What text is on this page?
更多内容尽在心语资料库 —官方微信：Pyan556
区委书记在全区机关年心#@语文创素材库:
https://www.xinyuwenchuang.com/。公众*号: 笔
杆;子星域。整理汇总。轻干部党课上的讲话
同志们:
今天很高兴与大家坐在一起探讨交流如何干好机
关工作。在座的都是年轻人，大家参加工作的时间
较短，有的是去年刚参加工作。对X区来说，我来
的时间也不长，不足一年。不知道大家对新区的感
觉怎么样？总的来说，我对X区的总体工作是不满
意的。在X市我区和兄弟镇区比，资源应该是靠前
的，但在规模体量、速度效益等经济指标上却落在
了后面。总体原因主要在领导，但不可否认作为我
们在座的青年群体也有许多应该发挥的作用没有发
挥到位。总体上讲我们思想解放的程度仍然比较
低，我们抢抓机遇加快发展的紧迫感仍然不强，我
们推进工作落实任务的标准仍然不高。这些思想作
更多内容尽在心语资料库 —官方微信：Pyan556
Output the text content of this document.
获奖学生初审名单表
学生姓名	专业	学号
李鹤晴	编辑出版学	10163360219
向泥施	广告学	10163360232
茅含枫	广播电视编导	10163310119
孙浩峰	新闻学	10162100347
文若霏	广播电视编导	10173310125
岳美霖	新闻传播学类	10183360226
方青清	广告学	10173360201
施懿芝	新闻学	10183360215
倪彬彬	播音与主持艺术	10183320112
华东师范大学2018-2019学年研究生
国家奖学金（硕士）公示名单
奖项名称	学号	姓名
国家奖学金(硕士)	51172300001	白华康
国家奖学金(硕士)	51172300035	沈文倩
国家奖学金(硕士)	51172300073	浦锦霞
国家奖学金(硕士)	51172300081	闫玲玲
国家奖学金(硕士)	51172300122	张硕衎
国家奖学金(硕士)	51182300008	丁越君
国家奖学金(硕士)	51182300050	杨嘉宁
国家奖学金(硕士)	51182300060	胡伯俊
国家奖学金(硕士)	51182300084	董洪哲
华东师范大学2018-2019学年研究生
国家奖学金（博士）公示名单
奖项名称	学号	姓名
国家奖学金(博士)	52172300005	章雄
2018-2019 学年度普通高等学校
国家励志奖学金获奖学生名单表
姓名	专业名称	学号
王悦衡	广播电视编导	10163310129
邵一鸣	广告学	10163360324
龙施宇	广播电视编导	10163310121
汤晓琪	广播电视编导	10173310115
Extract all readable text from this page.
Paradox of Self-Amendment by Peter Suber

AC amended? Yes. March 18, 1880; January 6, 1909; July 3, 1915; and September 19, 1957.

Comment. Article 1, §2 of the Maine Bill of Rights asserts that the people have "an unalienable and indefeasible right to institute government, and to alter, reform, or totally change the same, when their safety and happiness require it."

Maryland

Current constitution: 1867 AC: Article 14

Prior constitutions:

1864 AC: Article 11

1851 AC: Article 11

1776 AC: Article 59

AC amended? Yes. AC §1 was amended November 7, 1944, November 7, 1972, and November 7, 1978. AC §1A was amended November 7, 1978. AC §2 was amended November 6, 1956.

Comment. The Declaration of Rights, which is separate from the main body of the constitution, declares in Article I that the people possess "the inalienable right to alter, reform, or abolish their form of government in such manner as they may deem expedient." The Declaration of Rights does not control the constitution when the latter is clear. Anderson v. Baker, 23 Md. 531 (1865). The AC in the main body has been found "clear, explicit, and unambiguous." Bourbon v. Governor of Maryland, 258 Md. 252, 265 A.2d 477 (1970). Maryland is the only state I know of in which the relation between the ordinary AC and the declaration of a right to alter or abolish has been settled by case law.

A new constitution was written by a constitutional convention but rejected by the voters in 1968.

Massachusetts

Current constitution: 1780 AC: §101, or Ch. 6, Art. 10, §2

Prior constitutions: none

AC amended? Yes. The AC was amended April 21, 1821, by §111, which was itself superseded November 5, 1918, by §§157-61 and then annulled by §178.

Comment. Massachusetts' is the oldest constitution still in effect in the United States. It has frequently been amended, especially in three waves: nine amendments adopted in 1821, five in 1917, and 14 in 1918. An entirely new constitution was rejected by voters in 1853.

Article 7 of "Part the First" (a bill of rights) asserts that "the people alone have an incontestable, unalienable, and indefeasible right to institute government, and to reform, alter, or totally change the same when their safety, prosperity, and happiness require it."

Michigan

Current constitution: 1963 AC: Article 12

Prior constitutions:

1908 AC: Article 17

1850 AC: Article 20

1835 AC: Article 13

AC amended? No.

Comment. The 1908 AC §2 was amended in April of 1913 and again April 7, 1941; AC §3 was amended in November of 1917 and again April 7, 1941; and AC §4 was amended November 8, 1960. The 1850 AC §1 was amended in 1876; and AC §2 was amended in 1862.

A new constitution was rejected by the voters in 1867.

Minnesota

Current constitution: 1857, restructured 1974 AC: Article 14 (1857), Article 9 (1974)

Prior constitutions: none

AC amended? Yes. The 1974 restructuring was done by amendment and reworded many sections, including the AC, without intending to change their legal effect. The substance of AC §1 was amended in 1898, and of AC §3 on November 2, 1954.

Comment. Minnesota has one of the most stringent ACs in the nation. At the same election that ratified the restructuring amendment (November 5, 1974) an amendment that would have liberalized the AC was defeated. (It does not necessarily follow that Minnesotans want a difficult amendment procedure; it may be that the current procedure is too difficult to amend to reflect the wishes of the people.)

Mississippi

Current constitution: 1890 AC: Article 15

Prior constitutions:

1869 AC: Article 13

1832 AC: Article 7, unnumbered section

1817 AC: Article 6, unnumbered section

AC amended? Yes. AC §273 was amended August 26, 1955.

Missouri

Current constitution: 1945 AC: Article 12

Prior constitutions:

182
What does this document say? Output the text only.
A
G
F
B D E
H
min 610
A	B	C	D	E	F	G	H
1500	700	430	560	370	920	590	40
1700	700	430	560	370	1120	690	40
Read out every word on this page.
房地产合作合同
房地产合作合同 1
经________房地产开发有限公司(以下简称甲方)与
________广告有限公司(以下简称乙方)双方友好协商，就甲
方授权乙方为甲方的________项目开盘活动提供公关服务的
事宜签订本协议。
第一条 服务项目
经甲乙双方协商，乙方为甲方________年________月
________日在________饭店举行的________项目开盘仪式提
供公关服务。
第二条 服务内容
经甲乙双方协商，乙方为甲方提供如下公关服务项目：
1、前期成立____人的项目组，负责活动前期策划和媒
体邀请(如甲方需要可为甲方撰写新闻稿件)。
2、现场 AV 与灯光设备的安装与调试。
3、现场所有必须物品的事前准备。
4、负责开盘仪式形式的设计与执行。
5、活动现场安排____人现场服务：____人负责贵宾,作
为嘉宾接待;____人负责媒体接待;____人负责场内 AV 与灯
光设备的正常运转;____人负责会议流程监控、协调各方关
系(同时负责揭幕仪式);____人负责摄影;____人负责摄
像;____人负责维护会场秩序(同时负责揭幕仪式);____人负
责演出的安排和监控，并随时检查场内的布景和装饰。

::::

Write out, word for word, every line from the one containing "What does this" through the last line of the records above.

Answer for this exercise:
What does this document say? Output the text only.
A
G
F
B D E
H
min 610
A	B	C	D	E	F	G	H
1500	700	430	560	370	920	590	40
1700	700	430	560	370	1120	690	40
Read out every word on this page.
房地产合作合同
房地产合作合同 1
经________房地产开发有限公司(以下简称甲方)与
________广告有限公司(以下简称乙方)双方友好协商，就甲
方授权乙方为甲方的________项目开盘活动提供公关服务的
事宜签订本协议。
第一条 服务项目
经甲乙双方协商，乙方为甲方________年________月
________日在________饭店举行的________项目开盘仪式提
供公关服务。
第二条 服务内容
经甲乙双方协商，乙方为甲方提供如下公关服务项目：
1、前期成立____人的项目组，负责活动前期策划和媒
体邀请(如甲方需要可为甲方撰写新闻稿件)。
2、现场 AV 与灯光设备的安装与调试。
3、现场所有必须物品的事前准备。
4、负责开盘仪式形式的设计与执行。
5、活动现场安排____人现场服务：____人负责贵宾,作
为嘉宾接待;____人负责媒体接待;____人负责场内 AV 与灯
光设备的正常运转;____人负责会议流程监控、协调各方关
系(同时负责揭幕仪式);____人负责摄影;____人负责摄
像;____人负责维护会场秩序(同时负责揭幕仪式);____人负
责演出的安排和监控，并随时检查场内的布景和装饰。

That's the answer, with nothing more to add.